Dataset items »
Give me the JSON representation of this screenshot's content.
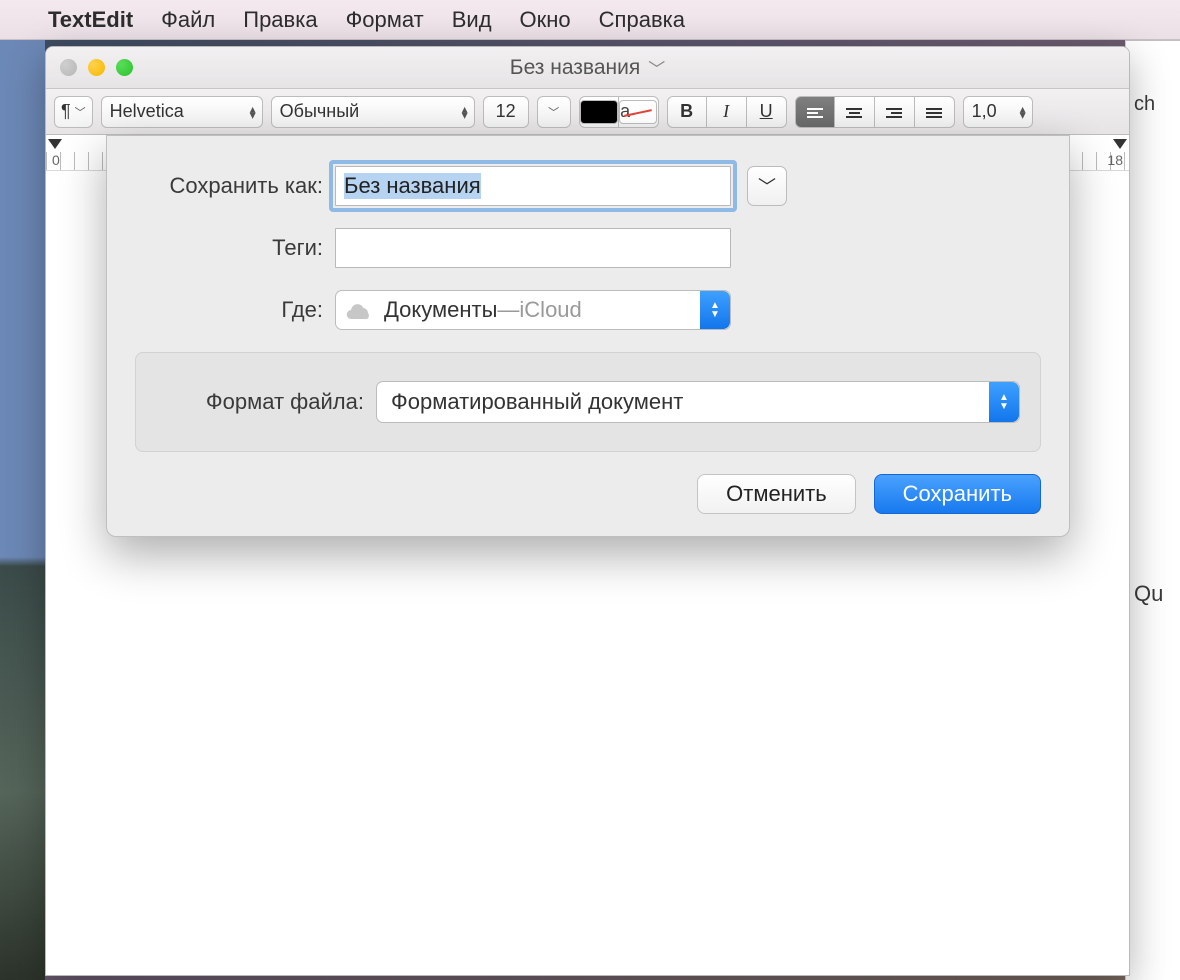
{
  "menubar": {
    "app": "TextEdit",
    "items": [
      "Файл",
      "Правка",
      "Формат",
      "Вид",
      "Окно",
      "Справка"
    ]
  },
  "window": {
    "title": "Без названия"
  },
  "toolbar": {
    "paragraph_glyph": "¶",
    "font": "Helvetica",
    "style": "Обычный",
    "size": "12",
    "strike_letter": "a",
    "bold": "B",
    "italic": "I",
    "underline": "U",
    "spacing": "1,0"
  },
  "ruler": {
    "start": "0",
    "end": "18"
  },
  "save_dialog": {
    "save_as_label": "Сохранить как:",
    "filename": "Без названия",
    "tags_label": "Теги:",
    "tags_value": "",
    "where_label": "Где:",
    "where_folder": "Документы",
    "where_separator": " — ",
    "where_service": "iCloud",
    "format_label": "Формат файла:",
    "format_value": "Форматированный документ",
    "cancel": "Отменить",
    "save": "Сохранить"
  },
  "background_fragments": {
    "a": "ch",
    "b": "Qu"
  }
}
==
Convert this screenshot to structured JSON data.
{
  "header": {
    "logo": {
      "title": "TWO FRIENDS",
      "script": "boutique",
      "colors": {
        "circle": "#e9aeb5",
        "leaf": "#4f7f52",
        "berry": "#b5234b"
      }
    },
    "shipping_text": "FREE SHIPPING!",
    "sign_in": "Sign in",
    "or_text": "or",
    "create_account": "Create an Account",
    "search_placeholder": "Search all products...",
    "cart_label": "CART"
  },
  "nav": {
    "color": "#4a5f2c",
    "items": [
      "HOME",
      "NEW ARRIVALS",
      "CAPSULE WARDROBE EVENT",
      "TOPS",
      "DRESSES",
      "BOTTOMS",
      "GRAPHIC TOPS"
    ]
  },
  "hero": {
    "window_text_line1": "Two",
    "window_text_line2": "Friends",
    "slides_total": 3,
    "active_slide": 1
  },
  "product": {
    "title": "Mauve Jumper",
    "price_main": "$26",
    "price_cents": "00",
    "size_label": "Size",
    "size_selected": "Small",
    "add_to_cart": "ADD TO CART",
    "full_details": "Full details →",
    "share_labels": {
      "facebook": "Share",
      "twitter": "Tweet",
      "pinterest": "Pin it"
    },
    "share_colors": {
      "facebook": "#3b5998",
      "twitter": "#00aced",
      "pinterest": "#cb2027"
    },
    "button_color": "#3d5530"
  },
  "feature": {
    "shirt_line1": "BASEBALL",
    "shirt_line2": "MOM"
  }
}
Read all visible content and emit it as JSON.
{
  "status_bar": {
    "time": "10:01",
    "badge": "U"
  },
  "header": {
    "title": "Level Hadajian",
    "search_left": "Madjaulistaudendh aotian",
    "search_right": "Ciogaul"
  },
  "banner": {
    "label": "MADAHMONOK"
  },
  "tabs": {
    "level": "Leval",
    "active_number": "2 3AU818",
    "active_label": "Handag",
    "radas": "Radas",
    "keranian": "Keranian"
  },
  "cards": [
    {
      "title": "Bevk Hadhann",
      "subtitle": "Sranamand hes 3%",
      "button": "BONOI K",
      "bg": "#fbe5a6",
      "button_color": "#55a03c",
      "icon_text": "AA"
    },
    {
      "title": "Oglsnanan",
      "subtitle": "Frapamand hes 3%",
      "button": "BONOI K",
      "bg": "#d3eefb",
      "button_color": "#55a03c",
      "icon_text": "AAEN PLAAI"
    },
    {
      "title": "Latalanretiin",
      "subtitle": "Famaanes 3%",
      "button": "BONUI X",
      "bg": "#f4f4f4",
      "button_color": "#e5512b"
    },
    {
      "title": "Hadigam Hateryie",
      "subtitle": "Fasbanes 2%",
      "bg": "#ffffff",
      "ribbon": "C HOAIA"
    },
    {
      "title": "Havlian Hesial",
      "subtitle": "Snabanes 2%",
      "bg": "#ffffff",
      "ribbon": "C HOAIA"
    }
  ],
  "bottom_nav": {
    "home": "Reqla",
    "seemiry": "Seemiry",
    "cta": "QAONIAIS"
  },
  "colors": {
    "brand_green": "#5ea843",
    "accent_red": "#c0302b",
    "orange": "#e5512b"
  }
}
...
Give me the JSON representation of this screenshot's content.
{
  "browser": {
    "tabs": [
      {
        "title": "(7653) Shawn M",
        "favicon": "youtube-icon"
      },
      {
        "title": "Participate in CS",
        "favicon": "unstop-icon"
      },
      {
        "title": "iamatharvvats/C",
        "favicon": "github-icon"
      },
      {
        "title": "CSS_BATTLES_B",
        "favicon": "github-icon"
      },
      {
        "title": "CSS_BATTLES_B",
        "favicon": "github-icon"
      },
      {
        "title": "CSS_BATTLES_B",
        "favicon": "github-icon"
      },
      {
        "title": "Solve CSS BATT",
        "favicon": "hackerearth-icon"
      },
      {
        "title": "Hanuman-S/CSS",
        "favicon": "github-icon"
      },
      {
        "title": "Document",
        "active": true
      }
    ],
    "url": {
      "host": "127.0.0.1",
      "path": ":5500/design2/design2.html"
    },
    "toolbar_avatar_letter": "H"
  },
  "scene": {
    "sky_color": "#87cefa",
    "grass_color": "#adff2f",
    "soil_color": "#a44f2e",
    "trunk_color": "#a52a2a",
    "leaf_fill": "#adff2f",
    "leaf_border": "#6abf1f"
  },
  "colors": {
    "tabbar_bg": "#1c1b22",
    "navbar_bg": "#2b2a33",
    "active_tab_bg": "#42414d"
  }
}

Exercise »
Copy out every line of the material above that mentions the word "Сохранить".

Exercise output »
    "save_as_label": "Сохранить как:",
    "save": "Сохранить"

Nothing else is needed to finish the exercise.